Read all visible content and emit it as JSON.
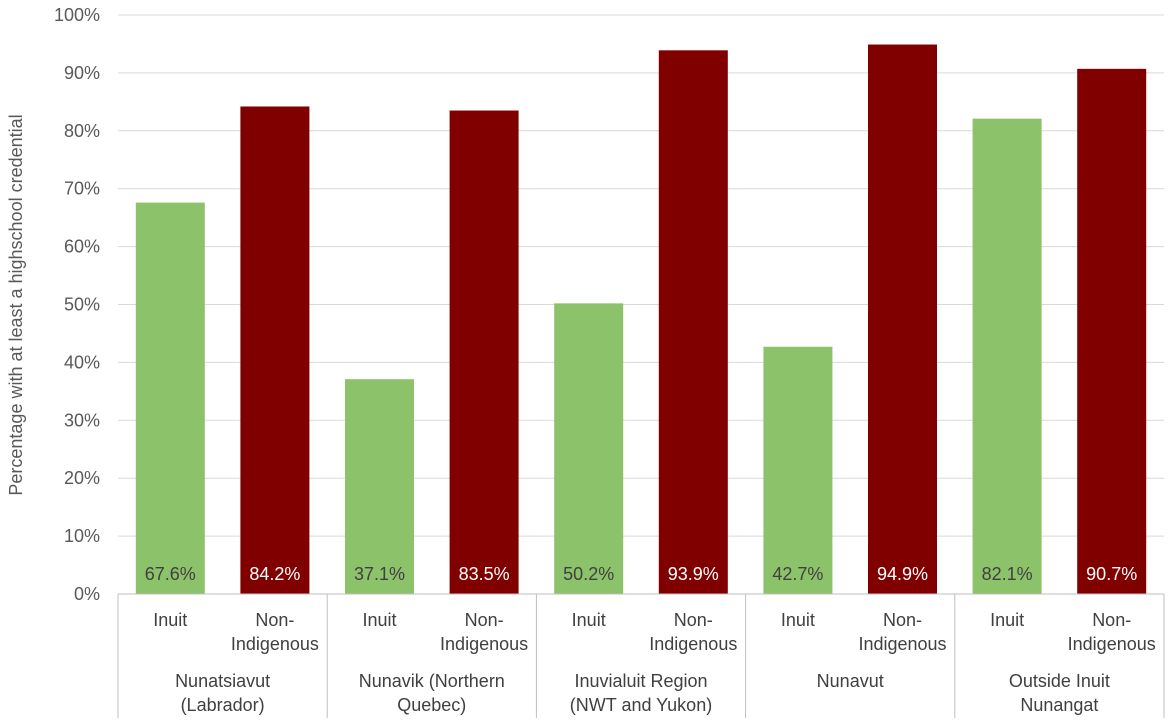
{
  "chart_data": {
    "type": "bar",
    "title": "",
    "xlabel": "",
    "ylabel": "Percentage with at least a highschool credential",
    "ylim": [
      0,
      100
    ],
    "y_ticks": [
      "0%",
      "10%",
      "20%",
      "30%",
      "40%",
      "50%",
      "60%",
      "70%",
      "80%",
      "90%",
      "100%"
    ],
    "grid": true,
    "groups": [
      {
        "label_lines": [
          "Nunatsiavut",
          "(Labrador)"
        ],
        "bars": [
          {
            "category_lines": [
              "Inuit"
            ],
            "value": 67.6,
            "label": "67.6%",
            "color": "#8cc26a"
          },
          {
            "category_lines": [
              "Non-",
              "Indigenous"
            ],
            "value": 84.2,
            "label": "84.2%",
            "color": "#800000"
          }
        ]
      },
      {
        "label_lines": [
          "Nunavik (Northern",
          "Quebec)"
        ],
        "bars": [
          {
            "category_lines": [
              "Inuit"
            ],
            "value": 37.1,
            "label": "37.1%",
            "color": "#8cc26a"
          },
          {
            "category_lines": [
              "Non-",
              "Indigenous"
            ],
            "value": 83.5,
            "label": "83.5%",
            "color": "#800000"
          }
        ]
      },
      {
        "label_lines": [
          "Inuvialuit Region",
          "(NWT and Yukon)"
        ],
        "bars": [
          {
            "category_lines": [
              "Inuit"
            ],
            "value": 50.2,
            "label": "50.2%",
            "color": "#8cc26a"
          },
          {
            "category_lines": [
              "Non-",
              "Indigenous"
            ],
            "value": 93.9,
            "label": "93.9%",
            "color": "#800000"
          }
        ]
      },
      {
        "label_lines": [
          "Nunavut"
        ],
        "bars": [
          {
            "category_lines": [
              "Inuit"
            ],
            "value": 42.7,
            "label": "42.7%",
            "color": "#8cc26a"
          },
          {
            "category_lines": [
              "Non-",
              "Indigenous"
            ],
            "value": 94.9,
            "label": "94.9%",
            "color": "#800000"
          }
        ]
      },
      {
        "label_lines": [
          "Outside Inuit",
          "Nunangat"
        ],
        "bars": [
          {
            "category_lines": [
              "Inuit"
            ],
            "value": 82.1,
            "label": "82.1%",
            "color": "#8cc26a"
          },
          {
            "category_lines": [
              "Non-",
              "Indigenous"
            ],
            "value": 90.7,
            "label": "90.7%",
            "color": "#800000"
          }
        ]
      }
    ],
    "colors": {
      "inuit": "#8cc26a",
      "non_indigenous": "#800000",
      "grid": "#d9d9d9"
    }
  }
}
:::::
# Problem:
All lines holding the word "value" should be picked out and copied.

# Full solution:
            "value": 67.6,
            "value": 84.2,
            "value": 37.1,
            "value": 83.5,
            "value": 50.2,
            "value": 93.9,
            "value": 42.7,
            "value": 94.9,
            "value": 82.1,
            "value": 90.7,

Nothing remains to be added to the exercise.